* BEGIN Material provided *

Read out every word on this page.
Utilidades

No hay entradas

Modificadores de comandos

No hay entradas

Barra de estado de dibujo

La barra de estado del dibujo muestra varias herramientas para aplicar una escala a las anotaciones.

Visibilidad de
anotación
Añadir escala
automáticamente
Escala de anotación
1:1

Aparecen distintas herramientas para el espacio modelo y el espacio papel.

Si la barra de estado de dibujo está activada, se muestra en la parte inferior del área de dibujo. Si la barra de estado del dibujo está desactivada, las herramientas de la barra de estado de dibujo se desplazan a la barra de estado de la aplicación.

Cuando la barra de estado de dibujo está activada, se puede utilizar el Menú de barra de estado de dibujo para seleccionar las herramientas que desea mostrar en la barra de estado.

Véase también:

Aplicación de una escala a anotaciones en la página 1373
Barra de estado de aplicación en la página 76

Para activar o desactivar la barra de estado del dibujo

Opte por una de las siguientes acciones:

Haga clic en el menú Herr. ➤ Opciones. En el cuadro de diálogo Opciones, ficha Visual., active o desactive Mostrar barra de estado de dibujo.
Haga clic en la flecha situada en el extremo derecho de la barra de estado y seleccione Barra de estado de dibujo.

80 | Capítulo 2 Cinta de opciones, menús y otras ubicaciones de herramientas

* END Material provided *
* BEGIN Material provided *

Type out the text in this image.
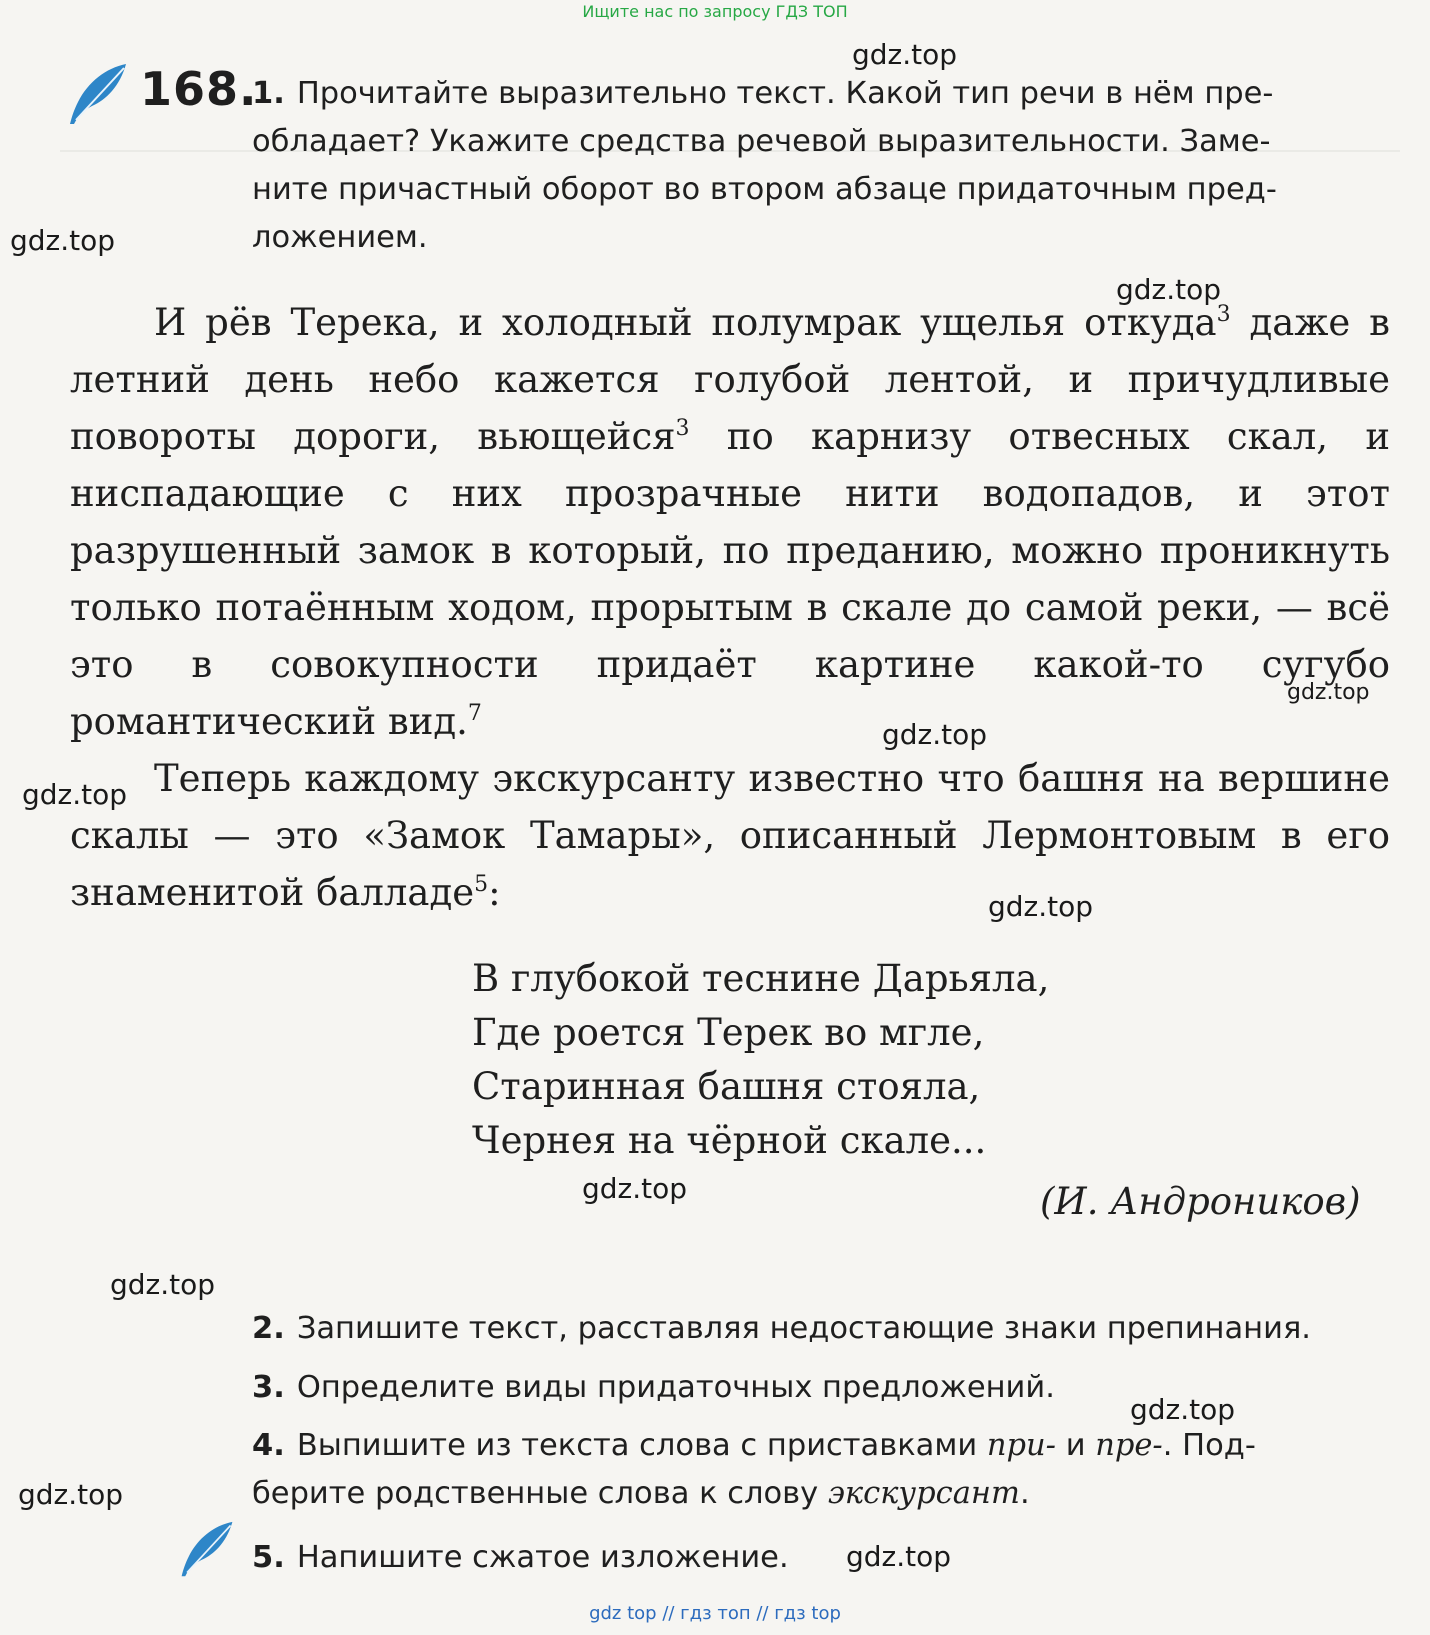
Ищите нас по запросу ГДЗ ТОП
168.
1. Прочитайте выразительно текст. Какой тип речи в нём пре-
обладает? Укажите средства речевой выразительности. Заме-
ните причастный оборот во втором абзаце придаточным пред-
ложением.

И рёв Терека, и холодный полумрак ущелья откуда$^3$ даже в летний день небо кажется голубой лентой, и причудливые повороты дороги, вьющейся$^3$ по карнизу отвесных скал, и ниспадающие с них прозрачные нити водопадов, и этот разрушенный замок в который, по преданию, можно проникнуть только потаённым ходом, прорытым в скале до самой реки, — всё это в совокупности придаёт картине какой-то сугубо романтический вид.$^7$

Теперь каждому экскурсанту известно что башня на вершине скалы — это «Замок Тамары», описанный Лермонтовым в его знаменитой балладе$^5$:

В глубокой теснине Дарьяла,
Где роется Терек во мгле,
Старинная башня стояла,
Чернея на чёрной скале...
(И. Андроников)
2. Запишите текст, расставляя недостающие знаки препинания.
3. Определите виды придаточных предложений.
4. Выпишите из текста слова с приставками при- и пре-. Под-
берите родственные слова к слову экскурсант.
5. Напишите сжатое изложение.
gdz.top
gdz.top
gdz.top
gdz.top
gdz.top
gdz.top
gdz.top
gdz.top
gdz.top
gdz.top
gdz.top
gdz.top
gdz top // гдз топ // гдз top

* END Material provided *

Give nothing but the number of lines containing the string "anotaciones".

* _Worked solution_
2